■ **What you need to do**: From the data that follows, copy every line holding the string "LIFE".

-- BEGIN Input --

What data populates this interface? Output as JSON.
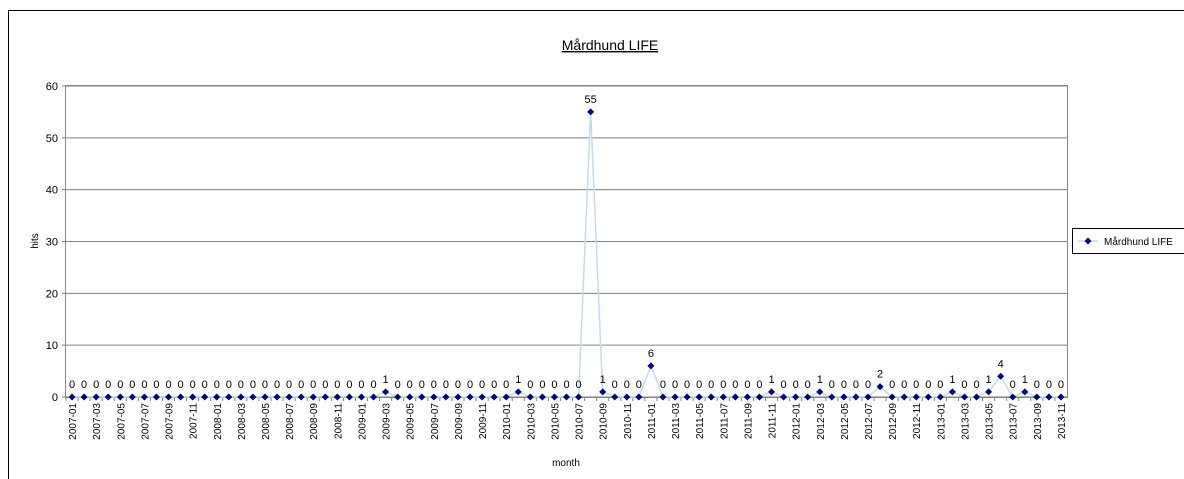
{
  "chart_data": {
    "type": "line",
    "title": "Mårdhund  LIFE",
    "x_label": "month",
    "y_label": "hits",
    "categories": [
      "2007-01",
      null,
      "2007-03",
      null,
      "2007-05",
      null,
      "2007-07",
      null,
      "2007-09",
      null,
      "2007-11",
      null,
      "2008-01",
      null,
      "2008-03",
      null,
      "2008-05",
      null,
      "2008-07",
      null,
      "2008-09",
      null,
      "2008-11",
      null,
      "2009-01",
      null,
      "2009-03",
      null,
      "2009-05",
      null,
      "2009-07",
      null,
      "2009-09",
      null,
      "2009-11",
      null,
      "2010-01",
      null,
      "2010-03",
      null,
      "2010-05",
      null,
      "2010-07",
      null,
      "2010-09",
      null,
      "2010-11",
      null,
      "2011-01",
      null,
      "2011-03",
      null,
      "2011-05",
      null,
      "2011-07",
      null,
      "2011-09",
      null,
      "2011-11",
      null,
      "2012-01",
      null,
      "2012-03",
      null,
      "2012-05",
      null,
      "2012-07",
      null,
      "2012-09",
      null,
      "2012-11",
      null,
      "2013-01",
      null,
      "2013-03",
      null,
      "2013-05",
      null,
      "2013-07",
      null,
      "2013-09",
      null,
      "2013-11"
    ],
    "series": [
      {
        "name": "Mårdhund LIFE",
        "color": "#000080",
        "line_color": "#c4daf0",
        "values": [
          0,
          0,
          0,
          0,
          0,
          0,
          0,
          0,
          0,
          0,
          0,
          0,
          0,
          0,
          0,
          0,
          0,
          0,
          0,
          0,
          0,
          0,
          0,
          0,
          0,
          0,
          1,
          0,
          0,
          0,
          0,
          0,
          0,
          0,
          0,
          0,
          0,
          1,
          0,
          0,
          0,
          0,
          0,
          55,
          1,
          0,
          0,
          0,
          6,
          0,
          0,
          0,
          0,
          0,
          0,
          0,
          0,
          0,
          1,
          0,
          0,
          0,
          1,
          0,
          0,
          0,
          0,
          2,
          0,
          0,
          0,
          0,
          0,
          1,
          0,
          0,
          1,
          4,
          0,
          1,
          0,
          0,
          0
        ]
      }
    ],
    "ylim": [
      0,
      60
    ],
    "yticks": [
      0,
      10,
      20,
      30,
      40,
      50,
      60
    ],
    "grid": true,
    "legend": "right"
  }
}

-- END Input --

■ **Reply to the task**:
    "title": "Mårdhund  LIFE",
        "name": "Mårdhund LIFE",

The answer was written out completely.